» **Work required**
Count the lines in the entries below that contain the string "annotation", matching case exactly, and give only the number.

» **Data shown**
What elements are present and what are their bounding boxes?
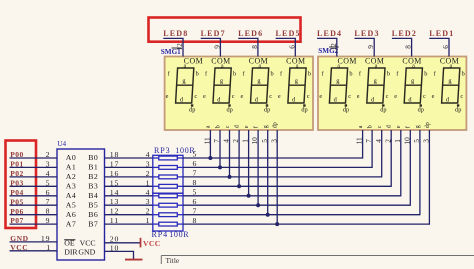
junction dot row 4 (237, 184, 241, 188)
svg-text:A3: A3 (66, 182, 77, 191)
resistor pack RP3 body (153, 155, 183, 193)
resistor element 1 of RP4 (153, 195, 159, 197)
junction dot row 2 (218, 165, 222, 169)
svg-text:dp: dp (425, 122, 431, 128)
junction dot row 8 (275, 222, 279, 226)
svg-text:B3: B3 (88, 182, 98, 191)
svg-text:5: 5 (192, 150, 196, 159)
svg-text:3: 3 (146, 159, 150, 168)
resistor element 4 of RP4 (153, 223, 159, 225)
wire SMG1 pin f down to row 6 (257, 130, 259, 205)
svg-text:c: c (386, 93, 389, 100)
svg-text:g: g (263, 125, 269, 128)
svg-text:2: 2 (146, 169, 150, 178)
svg-text:b: b (424, 70, 427, 77)
svg-text:B6: B6 (88, 210, 98, 219)
svg-text:LED3: LED3 (354, 29, 379, 38)
svg-text:20: 20 (110, 235, 119, 244)
component ref SMG1 (161, 48, 181, 56)
wire P05 to U4 A5 (10, 204, 58, 206)
wire SMG2 pin a down to row 1 (362, 130, 364, 159)
wire LED6 to COM (238, 38, 258, 56)
svg-text:15: 15 (110, 178, 119, 187)
svg-text:12: 12 (329, 43, 338, 51)
resistor element 2 of RP4 (153, 204, 159, 206)
wire SMG2 pin dp down to row 8 (428, 130, 430, 225)
svg-text:A6: A6 (66, 210, 77, 219)
svg-text:e: e (394, 93, 397, 100)
wire P06 to U4 A6 (10, 214, 58, 216)
svg-text:c: c (348, 93, 351, 100)
svg-text:dp: dp (273, 122, 279, 128)
svg-text:LED1: LED1 (429, 29, 454, 38)
svg-text:e: e (166, 93, 169, 100)
svg-text:b: b (387, 70, 390, 77)
svg-text:RP3: RP3 (154, 146, 171, 155)
svg-text:LED8: LED8 (163, 29, 188, 38)
svg-text:LED6: LED6 (238, 29, 263, 38)
svg-text:2: 2 (146, 207, 150, 216)
svg-text:B2: B2 (88, 172, 98, 181)
svg-text:5: 5 (46, 178, 51, 187)
svg-text:d: d (234, 125, 240, 128)
wire U4 B3 to RP (105, 185, 153, 187)
svg-text:4: 4 (146, 150, 150, 159)
svg-text:8: 8 (250, 45, 259, 49)
junction dot row 5 (247, 194, 251, 198)
svg-text:LED5: LED5 (276, 29, 301, 38)
wire LED4 to COM (317, 38, 337, 56)
wire SMG2 pin g down to row 7 (419, 130, 421, 215)
svg-text:a: a (206, 125, 212, 128)
svg-text:8: 8 (46, 207, 51, 216)
svg-text:b: b (367, 125, 373, 128)
svg-text:U4: U4 (57, 140, 66, 148)
wire segment row 3 (RP out to SMG2 c) (183, 176, 382, 178)
component ref SMG2 (318, 47, 338, 55)
svg-text:dp: dp (343, 107, 349, 114)
svg-text:5: 5 (192, 188, 196, 197)
svg-text:c: c (377, 125, 383, 128)
svg-text:LED7: LED7 (201, 29, 226, 38)
wire LED3 to COM (355, 38, 375, 56)
wire SMG2 pin c down to row 3 (381, 130, 383, 178)
wire P02 to U4 A2 (10, 176, 58, 178)
svg-text:c: c (194, 93, 197, 100)
svg-text:e: e (396, 125, 402, 128)
power symbol VCC (141, 238, 161, 248)
wire SMG1 pin c down to row 3 (229, 130, 231, 177)
junction dot row 1 (208, 156, 212, 160)
svg-text:dp: dp (264, 107, 270, 114)
wire SMG1 pin a down to row 1 (209, 130, 211, 158)
svg-text:Title: Title (166, 256, 180, 264)
svg-text:VCC: VCC (143, 239, 161, 248)
svg-text:f: f (252, 126, 259, 128)
annotation box around P00..P07 labels (6, 141, 37, 229)
svg-text:DIR: DIR (64, 248, 78, 257)
IC U4 body (57, 149, 105, 260)
svg-text:A0: A0 (66, 153, 77, 162)
svg-text:12: 12 (110, 207, 119, 216)
svg-text:e: e (244, 125, 250, 128)
svg-text:7: 7 (46, 197, 51, 206)
svg-text:A7: A7 (66, 219, 77, 228)
svg-text:19: 19 (41, 234, 50, 243)
svg-text:c: c (269, 93, 272, 100)
svg-text:100R: 100R (169, 230, 189, 239)
svg-text:9: 9 (46, 216, 51, 225)
svg-text:A4: A4 (66, 191, 77, 200)
svg-text:6: 6 (441, 45, 450, 49)
svg-text:11: 11 (110, 216, 119, 225)
ground symbol (125, 259, 143, 261)
wire VCC to U4 DIR (10, 250, 58, 252)
svg-text:LED4: LED4 (317, 29, 342, 38)
wire P07 to U4 A7 (10, 223, 58, 225)
wire SMG2 pin d down to row 4 (390, 130, 392, 187)
wire GND to U4 OE (10, 241, 58, 243)
wire SMG1 pin g down to row 7 (267, 130, 269, 215)
wire U4 B2 to RP (105, 176, 153, 178)
svg-text:B5: B5 (88, 200, 98, 209)
wire LED8 to COM (163, 38, 183, 56)
svg-text:COM: COM (184, 57, 203, 66)
resistor element 3 of RP4 (153, 214, 159, 216)
svg-text:b: b (196, 70, 199, 77)
sheet title block (161, 256, 474, 266)
svg-text:9: 9 (366, 45, 375, 49)
svg-text:6: 6 (46, 188, 51, 197)
resistor element 1 of RP3 (153, 157, 159, 159)
svg-text:dp: dp (418, 107, 424, 114)
wire U4 B6 to RP (105, 214, 153, 216)
svg-text:b: b (308, 70, 311, 77)
svg-text:8: 8 (192, 216, 196, 225)
svg-text:A5: A5 (66, 200, 77, 209)
svg-text:8: 8 (192, 178, 196, 187)
svg-text:2: 2 (46, 150, 51, 159)
svg-text:b: b (349, 70, 352, 77)
wire SMG2 pin f down to row 6 (409, 130, 411, 206)
svg-text:A2: A2 (66, 172, 77, 181)
wire U4 VCC pin 20 (105, 242, 141, 244)
wire segment row 6 (RP out to SMG2 f) (183, 204, 410, 206)
svg-text:e: e (241, 93, 244, 100)
svg-text:16: 16 (110, 169, 119, 178)
svg-text:1: 1 (46, 243, 50, 252)
wire U4 B0 to RP (105, 157, 153, 159)
annotation box around LED8..LED5 labels (149, 18, 301, 42)
svg-text:B1: B1 (88, 163, 98, 172)
junction dot row 6 (256, 203, 260, 207)
svg-text:LED2: LED2 (392, 29, 417, 38)
svg-text:7: 7 (192, 206, 196, 215)
wire SMG1 pin e down to row 5 (248, 130, 250, 196)
svg-text:12: 12 (175, 43, 184, 51)
svg-text:4: 4 (146, 188, 150, 197)
svg-text:dp: dp (189, 107, 195, 114)
junction dot row 7 (266, 213, 270, 217)
svg-text:d: d (387, 125, 393, 128)
svg-text:3: 3 (146, 197, 150, 206)
wire segment row 1 (RP out to SMG2 a) (183, 157, 363, 159)
wire LED2 to COM (392, 38, 412, 56)
svg-text:e: e (278, 93, 281, 100)
svg-text:c: c (423, 93, 426, 100)
svg-text:b: b (271, 70, 274, 77)
svg-text:10: 10 (110, 243, 119, 252)
svg-text:c: c (460, 93, 463, 100)
svg-text:6: 6 (287, 45, 296, 49)
junction dot row 3 (228, 175, 232, 179)
svg-text:f: f (405, 126, 412, 128)
svg-text:3: 3 (46, 159, 51, 168)
resistor pack RP4 body (153, 193, 183, 231)
svg-text:c: c (225, 125, 231, 128)
wire P04 to U4 A4 (10, 195, 58, 197)
svg-text:e: e (203, 93, 206, 100)
svg-text:b: b (215, 125, 221, 128)
wire U4 B1 to RP (105, 166, 153, 168)
svg-text:B4: B4 (88, 191, 98, 200)
wire U4 B5 to RP (105, 204, 153, 206)
svg-text:dp: dp (455, 107, 461, 114)
svg-text:18: 18 (110, 150, 119, 159)
svg-text:1: 1 (146, 216, 150, 225)
wire SMG2 pin b down to row 2 (371, 130, 373, 168)
svg-text:8: 8 (404, 45, 413, 49)
svg-text:4: 4 (46, 169, 51, 178)
resistor element 4 of RP3 (153, 185, 159, 187)
U4 pin name OE (active low) (64, 239, 75, 248)
wire segment row 4 (RP out to SMG2 d) (183, 185, 391, 187)
svg-text:1: 1 (146, 178, 150, 187)
svg-text:c: c (232, 93, 235, 100)
wire SMG1 pin dp down to row 8 (276, 130, 278, 224)
svg-text:e: e (357, 93, 360, 100)
wire SMG1 pin b down to row 2 (219, 130, 221, 167)
wire LED1 to COM (429, 38, 449, 56)
wire U4 B4 to RP (105, 195, 153, 197)
svg-text:dp: dp (301, 107, 307, 114)
resistor element 3 of RP3 (153, 176, 159, 178)
wire segment row 5 (RP out to SMG2 e) (183, 195, 401, 197)
wire SMG2 pin e down to row 5 (400, 130, 402, 196)
wire segment row 2 (RP out to SMG2 b) (183, 166, 372, 168)
svg-text:e: e (319, 93, 322, 100)
svg-text:b: b (233, 70, 236, 77)
svg-text:VCC: VCC (80, 239, 96, 248)
wire LED7 to COM (201, 38, 221, 56)
svg-text:B0: B0 (88, 153, 98, 162)
svg-text:13: 13 (110, 197, 119, 206)
7-seg display module SMG2 body (318, 57, 466, 131)
wire P00 to U4 A0 (10, 157, 58, 159)
wire P03 to U4 A3 (10, 185, 58, 187)
svg-text:9: 9 (212, 45, 221, 49)
wire segment row 8 (RP out to SMG2 dp) (183, 223, 429, 225)
svg-text:6: 6 (192, 197, 196, 206)
wire segment row 7 (RP out to SMG2 g) (183, 214, 420, 216)
svg-text:g: g (415, 125, 421, 128)
svg-text:dp: dp (380, 107, 386, 114)
svg-text:GND: GND (78, 248, 95, 257)
svg-text:B7: B7 (88, 219, 98, 228)
svg-text:A1: A1 (66, 163, 77, 172)
svg-text:dp: dp (226, 107, 232, 114)
wire SMG1 pin d down to row 4 (238, 130, 240, 186)
wire U4 B7 to RP (105, 223, 153, 225)
resistor element 2 of RP3 (153, 166, 159, 168)
svg-text:a: a (358, 125, 364, 128)
svg-text:17: 17 (110, 159, 119, 168)
svg-text:RP4: RP4 (152, 230, 169, 239)
wire U4 GND pin 10 (105, 251, 134, 259)
svg-text:COM: COM (338, 57, 357, 66)
wire LED5 to COM (276, 38, 296, 56)
svg-text:14: 14 (110, 188, 119, 197)
svg-text:e: e (432, 93, 435, 100)
7-seg display module SMG1 body (165, 57, 313, 131)
svg-text:b: b (462, 70, 465, 77)
wire P01 to U4 A1 (10, 166, 58, 168)
svg-text:c: c (307, 93, 310, 100)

» **Solution to the problem**
2